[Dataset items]
* BEGIN *

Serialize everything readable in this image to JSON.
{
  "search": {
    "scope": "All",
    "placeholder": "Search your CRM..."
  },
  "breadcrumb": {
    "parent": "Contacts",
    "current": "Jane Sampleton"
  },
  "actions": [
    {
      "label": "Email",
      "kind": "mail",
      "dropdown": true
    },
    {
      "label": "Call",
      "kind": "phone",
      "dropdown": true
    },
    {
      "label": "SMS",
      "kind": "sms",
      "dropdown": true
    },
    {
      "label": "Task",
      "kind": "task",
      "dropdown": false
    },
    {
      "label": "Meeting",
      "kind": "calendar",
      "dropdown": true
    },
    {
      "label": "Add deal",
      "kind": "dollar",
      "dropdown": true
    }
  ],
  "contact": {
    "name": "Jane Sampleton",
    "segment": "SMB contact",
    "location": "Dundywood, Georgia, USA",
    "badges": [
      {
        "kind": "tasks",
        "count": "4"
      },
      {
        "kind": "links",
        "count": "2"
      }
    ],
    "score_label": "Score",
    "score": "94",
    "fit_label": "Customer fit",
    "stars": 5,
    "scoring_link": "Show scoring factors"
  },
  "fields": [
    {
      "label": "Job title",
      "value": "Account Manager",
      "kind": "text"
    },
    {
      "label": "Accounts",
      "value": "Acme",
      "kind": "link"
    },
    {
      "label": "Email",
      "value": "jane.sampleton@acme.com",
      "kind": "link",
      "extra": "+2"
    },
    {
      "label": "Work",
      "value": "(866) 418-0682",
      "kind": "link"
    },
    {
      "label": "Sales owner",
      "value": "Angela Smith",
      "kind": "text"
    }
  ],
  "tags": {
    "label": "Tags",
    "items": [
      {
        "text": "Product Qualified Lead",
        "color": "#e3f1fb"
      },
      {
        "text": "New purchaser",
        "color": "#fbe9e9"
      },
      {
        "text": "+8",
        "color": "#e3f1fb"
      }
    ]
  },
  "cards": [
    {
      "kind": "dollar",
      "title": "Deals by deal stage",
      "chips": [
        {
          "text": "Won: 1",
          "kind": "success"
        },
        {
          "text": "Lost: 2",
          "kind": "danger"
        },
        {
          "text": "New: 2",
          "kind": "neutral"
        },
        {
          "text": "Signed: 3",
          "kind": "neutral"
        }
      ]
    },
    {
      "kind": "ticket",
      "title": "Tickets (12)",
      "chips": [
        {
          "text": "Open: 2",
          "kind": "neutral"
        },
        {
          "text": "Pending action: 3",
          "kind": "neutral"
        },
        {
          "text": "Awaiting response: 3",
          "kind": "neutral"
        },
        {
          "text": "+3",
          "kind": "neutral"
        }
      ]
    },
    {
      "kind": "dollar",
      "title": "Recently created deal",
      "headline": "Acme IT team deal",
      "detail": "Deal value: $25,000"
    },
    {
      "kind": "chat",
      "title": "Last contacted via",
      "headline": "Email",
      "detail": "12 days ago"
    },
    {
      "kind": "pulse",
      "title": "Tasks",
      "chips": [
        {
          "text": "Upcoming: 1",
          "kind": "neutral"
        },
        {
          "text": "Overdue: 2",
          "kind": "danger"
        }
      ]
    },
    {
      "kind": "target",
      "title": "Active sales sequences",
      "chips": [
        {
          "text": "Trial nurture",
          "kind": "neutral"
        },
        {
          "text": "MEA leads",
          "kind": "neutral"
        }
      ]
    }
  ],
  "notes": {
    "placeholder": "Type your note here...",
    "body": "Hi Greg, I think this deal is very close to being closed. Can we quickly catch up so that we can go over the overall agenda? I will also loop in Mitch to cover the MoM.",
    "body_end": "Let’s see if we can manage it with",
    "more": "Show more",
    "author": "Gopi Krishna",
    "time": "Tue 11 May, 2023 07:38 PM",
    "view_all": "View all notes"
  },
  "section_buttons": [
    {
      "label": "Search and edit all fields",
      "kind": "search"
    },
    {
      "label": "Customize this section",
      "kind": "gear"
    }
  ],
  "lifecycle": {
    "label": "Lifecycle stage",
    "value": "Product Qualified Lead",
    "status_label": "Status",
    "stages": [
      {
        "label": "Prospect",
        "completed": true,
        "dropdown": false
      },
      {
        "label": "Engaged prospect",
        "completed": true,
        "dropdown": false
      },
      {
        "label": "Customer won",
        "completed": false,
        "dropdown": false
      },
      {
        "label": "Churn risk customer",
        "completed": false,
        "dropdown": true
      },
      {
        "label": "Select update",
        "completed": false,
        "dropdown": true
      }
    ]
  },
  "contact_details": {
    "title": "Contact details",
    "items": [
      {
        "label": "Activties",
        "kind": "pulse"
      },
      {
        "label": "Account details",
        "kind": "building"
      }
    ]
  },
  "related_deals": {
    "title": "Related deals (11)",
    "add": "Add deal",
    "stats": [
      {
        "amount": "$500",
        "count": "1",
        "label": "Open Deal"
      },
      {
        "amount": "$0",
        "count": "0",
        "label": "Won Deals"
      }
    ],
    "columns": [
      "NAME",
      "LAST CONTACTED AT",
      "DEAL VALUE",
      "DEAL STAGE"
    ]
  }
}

* END *

Exercise goal — Report all lines of the material that contain the word "Product".

Response to this exercise —
        "text": "Product Qualified Lead",
    "value": "Product Qualified Lead",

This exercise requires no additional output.